__Problem requirements__. Lines containing the string "Visionaries" are to be collected in full.

==========

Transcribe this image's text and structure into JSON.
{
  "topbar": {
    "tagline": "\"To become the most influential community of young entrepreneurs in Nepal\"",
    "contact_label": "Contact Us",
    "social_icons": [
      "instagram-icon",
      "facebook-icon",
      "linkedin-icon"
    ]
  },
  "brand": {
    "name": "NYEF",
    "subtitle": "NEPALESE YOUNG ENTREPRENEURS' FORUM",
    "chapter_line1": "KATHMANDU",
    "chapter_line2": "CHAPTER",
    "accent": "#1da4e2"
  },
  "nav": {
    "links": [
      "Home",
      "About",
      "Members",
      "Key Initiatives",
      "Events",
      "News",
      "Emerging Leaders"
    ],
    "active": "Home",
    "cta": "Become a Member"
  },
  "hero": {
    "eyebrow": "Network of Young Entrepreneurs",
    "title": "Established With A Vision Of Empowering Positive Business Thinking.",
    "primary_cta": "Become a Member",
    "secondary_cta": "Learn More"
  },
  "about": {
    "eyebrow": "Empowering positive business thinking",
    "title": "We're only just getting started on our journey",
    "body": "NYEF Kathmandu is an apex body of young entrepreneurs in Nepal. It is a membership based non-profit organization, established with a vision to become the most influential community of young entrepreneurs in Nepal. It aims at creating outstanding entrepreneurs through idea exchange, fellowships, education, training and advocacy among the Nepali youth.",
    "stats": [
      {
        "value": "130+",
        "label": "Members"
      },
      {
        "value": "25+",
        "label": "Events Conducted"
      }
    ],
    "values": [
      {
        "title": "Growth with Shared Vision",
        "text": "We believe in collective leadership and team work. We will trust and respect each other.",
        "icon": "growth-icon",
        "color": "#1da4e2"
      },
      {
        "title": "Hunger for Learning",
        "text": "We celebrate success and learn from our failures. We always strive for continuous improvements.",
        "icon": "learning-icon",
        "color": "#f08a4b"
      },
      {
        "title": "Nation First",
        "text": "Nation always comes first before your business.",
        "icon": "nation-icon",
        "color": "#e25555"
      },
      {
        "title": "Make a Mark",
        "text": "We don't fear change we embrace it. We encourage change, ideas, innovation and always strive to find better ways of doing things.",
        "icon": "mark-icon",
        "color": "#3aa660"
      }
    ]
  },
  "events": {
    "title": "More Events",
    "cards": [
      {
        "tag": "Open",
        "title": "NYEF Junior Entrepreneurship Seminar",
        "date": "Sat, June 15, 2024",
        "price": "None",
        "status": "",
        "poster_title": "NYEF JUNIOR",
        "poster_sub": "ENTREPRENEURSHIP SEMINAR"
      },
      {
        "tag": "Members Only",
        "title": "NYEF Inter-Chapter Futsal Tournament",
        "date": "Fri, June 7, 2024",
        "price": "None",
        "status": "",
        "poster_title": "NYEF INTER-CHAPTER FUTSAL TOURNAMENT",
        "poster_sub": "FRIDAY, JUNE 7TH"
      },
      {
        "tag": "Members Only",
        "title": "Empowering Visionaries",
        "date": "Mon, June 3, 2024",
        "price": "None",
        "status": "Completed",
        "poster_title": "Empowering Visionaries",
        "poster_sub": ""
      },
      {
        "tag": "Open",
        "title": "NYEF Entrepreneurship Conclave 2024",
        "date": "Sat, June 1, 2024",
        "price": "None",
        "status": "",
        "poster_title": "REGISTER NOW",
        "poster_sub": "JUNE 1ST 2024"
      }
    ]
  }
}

==========

__Written response__.
        "title": "Empowering Visionaries",
        "poster_title": "Empowering Visionaries",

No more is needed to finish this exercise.